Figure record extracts

══════════════════════════════

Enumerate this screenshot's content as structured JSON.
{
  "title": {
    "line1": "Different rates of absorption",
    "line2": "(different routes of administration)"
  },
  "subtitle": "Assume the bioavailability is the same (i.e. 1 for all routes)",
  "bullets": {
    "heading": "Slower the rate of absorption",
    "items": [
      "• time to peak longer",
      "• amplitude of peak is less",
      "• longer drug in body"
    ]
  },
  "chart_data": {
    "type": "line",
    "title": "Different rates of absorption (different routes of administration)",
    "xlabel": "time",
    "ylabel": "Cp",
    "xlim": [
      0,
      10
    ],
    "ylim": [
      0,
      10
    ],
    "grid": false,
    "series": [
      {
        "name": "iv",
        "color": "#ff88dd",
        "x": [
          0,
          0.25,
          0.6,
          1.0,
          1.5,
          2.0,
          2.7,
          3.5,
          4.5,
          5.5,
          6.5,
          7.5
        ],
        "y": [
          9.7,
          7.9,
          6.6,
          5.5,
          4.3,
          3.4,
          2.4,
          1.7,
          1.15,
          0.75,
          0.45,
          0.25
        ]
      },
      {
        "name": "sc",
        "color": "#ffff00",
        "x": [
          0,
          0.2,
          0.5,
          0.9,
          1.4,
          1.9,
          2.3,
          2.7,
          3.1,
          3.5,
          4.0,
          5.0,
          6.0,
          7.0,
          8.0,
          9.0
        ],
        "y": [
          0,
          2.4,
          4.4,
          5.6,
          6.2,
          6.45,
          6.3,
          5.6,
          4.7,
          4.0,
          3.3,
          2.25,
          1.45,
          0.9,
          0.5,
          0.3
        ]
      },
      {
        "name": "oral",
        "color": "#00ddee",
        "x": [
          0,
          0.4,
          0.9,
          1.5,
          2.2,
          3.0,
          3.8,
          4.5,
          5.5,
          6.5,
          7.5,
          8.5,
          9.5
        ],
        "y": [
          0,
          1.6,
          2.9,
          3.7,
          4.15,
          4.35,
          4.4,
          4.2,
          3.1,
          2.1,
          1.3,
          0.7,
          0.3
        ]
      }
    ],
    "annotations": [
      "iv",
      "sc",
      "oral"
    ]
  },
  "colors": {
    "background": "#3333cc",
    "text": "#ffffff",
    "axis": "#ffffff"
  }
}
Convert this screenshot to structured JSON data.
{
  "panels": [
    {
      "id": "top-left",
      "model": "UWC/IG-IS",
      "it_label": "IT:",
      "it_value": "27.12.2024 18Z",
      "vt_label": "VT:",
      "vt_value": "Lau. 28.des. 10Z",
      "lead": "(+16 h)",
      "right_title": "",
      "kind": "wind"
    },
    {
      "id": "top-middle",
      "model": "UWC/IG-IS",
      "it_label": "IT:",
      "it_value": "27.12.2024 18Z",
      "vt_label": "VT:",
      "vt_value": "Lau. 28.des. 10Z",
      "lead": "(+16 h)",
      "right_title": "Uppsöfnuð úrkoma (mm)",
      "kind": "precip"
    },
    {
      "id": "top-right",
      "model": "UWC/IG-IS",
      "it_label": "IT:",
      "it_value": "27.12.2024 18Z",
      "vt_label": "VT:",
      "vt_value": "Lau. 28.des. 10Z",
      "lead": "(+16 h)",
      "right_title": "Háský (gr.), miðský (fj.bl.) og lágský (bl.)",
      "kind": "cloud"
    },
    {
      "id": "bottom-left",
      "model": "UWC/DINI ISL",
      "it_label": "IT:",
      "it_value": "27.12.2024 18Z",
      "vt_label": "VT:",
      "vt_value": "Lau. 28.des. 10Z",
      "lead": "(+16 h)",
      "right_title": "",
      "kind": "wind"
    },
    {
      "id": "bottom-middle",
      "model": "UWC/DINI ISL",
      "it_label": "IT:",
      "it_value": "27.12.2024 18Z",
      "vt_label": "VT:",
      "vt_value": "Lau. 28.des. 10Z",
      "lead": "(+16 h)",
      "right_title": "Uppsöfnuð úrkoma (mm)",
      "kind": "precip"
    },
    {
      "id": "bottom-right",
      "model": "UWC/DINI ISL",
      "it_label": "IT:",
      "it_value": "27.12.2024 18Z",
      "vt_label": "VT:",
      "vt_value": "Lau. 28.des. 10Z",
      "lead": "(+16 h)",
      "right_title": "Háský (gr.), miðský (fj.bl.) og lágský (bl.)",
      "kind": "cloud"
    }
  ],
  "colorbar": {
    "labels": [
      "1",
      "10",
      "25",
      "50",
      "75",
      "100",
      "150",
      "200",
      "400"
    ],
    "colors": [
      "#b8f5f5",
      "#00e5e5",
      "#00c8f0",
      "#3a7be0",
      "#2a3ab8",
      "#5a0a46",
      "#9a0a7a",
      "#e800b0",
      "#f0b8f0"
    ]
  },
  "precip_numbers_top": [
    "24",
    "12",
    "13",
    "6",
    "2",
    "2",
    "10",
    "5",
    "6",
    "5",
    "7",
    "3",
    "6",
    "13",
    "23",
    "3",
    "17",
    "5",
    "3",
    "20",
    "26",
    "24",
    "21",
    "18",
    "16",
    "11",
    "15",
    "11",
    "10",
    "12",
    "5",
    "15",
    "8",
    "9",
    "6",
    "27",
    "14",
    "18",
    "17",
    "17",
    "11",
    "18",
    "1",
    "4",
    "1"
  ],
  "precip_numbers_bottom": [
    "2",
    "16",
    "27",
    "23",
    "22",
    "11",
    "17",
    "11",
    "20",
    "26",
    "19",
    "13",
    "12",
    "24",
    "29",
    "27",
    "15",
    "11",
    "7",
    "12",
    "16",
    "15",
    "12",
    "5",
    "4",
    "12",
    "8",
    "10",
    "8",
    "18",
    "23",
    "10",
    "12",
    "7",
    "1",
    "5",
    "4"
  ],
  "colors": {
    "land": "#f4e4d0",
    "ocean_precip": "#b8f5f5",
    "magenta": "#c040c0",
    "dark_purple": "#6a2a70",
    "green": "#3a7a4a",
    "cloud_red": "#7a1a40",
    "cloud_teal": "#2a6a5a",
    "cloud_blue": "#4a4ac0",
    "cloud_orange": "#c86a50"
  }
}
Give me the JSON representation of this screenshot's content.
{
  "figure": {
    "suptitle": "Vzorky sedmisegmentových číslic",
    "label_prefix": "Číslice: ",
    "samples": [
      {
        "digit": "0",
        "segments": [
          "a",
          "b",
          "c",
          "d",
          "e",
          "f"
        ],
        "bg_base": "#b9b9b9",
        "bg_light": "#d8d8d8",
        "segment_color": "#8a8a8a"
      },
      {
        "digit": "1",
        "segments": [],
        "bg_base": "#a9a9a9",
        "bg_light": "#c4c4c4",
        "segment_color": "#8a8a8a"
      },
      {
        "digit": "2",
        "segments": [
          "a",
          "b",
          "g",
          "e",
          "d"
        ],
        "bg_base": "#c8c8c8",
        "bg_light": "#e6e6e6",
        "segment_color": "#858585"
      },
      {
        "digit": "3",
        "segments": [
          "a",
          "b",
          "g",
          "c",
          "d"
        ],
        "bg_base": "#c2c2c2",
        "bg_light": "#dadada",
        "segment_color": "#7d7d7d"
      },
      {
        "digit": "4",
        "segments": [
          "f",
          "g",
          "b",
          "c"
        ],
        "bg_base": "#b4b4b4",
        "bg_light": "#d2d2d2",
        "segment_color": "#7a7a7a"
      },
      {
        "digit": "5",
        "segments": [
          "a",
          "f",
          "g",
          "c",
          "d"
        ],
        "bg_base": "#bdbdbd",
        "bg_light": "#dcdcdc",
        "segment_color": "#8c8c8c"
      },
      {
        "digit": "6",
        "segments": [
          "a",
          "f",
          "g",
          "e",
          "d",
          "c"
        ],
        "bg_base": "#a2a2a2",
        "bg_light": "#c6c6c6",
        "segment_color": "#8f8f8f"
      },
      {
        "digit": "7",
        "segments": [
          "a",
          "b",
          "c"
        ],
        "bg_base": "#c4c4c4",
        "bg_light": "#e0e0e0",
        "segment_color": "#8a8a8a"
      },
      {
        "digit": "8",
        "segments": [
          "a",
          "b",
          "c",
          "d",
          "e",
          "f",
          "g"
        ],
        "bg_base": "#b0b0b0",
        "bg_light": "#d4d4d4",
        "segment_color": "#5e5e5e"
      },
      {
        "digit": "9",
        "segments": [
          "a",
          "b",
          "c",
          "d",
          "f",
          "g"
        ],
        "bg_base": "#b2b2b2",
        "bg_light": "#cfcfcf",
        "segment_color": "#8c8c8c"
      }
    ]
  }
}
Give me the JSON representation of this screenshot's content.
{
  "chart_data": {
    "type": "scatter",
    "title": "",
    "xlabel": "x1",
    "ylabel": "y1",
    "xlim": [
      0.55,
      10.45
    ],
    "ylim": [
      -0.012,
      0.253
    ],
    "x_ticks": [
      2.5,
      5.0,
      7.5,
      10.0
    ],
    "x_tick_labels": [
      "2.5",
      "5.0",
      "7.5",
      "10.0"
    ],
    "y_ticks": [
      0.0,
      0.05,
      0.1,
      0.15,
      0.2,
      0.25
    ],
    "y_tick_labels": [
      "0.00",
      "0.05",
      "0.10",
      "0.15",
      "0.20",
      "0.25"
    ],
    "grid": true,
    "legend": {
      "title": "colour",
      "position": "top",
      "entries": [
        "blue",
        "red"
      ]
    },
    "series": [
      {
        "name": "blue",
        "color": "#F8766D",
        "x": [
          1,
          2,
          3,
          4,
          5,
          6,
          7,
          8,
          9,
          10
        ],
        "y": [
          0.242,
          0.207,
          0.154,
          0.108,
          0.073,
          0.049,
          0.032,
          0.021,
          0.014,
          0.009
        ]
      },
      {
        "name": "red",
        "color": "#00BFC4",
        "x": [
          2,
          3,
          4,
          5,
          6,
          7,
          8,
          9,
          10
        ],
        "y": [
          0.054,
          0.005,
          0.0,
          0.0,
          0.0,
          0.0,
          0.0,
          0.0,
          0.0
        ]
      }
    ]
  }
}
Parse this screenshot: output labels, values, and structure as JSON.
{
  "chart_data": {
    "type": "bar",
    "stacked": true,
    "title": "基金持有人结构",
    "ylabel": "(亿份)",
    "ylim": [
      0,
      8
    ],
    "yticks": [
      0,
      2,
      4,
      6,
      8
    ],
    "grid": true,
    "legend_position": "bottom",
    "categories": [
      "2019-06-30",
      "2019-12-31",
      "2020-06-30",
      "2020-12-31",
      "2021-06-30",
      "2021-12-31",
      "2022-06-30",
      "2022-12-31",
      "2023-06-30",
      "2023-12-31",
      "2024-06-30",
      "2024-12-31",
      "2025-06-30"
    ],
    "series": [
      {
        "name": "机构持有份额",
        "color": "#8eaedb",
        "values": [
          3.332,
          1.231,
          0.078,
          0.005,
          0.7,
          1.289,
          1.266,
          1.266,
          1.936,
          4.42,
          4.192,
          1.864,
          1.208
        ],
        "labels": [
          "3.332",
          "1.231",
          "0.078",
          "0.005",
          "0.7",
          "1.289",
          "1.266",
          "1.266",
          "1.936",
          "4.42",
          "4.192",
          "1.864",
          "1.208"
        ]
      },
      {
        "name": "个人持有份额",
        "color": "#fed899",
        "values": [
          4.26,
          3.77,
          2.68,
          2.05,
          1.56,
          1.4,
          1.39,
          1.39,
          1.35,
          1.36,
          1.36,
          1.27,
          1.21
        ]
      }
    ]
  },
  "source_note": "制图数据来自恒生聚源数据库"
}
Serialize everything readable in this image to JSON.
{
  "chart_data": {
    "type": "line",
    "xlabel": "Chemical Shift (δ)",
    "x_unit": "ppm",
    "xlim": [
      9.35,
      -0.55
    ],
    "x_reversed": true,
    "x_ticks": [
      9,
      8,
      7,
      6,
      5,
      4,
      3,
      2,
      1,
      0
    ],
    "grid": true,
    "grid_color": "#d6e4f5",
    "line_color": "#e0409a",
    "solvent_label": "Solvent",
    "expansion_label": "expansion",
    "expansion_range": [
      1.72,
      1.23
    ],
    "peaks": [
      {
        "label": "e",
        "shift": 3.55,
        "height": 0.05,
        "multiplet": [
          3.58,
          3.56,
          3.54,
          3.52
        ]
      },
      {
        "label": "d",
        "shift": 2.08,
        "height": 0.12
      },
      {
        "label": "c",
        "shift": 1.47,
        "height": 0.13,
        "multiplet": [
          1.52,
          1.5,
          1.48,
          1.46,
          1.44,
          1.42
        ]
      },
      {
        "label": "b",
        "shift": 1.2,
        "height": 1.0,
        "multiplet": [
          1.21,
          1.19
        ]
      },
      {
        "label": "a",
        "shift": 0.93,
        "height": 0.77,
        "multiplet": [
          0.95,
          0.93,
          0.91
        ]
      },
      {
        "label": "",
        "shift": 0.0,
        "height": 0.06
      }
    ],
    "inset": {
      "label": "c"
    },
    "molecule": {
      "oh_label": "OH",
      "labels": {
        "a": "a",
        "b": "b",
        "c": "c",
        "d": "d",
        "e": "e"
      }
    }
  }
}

══════════════════════════════

Stated goal:
Compute the number of lines above that contain the string "JSON". Reply with that value only.

Full solution:
6